To be done
Please count the lines of the material below that contain the string "emoji", with case counting, and reply with only that number.

[Stored data entries]
::::::

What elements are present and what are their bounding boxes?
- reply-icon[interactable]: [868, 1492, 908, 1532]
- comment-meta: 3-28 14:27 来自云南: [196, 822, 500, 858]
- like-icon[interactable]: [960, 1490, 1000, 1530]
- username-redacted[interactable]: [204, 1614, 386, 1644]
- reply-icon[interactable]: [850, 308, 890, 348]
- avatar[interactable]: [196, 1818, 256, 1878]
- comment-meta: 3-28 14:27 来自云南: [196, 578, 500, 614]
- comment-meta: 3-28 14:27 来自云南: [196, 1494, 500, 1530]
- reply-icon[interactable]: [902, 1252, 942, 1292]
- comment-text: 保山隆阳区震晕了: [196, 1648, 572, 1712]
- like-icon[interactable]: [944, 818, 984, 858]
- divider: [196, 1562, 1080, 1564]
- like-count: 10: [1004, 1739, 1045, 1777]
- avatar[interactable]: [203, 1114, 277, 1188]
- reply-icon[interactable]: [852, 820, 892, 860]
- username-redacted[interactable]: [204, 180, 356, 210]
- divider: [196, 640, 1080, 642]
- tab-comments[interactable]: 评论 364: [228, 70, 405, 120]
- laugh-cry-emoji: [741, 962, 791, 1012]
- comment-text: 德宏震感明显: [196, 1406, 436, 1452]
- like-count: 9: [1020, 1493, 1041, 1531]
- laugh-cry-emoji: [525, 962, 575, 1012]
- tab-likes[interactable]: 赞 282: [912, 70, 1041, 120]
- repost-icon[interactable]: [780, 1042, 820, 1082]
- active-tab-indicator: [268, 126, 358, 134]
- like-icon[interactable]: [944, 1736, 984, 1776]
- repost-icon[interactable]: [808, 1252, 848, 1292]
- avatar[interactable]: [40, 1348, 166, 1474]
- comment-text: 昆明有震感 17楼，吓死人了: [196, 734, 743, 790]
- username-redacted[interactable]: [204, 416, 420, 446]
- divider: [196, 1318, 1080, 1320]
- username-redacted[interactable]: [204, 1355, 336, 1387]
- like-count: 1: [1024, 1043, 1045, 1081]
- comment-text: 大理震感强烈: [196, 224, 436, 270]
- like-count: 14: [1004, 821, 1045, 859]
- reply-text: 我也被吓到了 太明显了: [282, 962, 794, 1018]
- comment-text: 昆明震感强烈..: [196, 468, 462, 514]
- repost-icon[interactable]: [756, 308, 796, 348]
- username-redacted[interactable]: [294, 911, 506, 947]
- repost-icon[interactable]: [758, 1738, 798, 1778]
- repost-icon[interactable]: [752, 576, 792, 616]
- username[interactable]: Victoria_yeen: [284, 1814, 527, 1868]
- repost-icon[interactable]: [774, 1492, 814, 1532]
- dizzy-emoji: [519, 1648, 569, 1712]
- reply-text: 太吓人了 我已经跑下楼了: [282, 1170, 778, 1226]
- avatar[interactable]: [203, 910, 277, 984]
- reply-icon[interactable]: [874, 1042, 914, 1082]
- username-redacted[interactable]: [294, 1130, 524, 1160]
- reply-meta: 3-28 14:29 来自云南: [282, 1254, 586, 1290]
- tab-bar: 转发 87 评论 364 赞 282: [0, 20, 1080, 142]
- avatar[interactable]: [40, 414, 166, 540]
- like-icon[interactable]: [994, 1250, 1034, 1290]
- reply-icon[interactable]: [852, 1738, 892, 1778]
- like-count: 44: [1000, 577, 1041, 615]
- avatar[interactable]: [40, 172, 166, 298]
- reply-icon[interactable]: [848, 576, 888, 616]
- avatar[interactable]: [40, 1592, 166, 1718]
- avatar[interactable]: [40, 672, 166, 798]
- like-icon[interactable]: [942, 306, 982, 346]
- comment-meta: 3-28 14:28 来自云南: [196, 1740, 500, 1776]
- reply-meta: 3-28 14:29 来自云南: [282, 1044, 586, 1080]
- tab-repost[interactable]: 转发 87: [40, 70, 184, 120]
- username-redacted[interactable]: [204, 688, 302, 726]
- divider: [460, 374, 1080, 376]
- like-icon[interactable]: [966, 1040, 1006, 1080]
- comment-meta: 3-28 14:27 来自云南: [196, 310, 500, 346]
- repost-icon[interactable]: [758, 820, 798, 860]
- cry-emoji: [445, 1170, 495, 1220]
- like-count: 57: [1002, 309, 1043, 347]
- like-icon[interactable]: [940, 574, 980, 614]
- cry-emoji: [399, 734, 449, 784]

::::::

Solved problem
5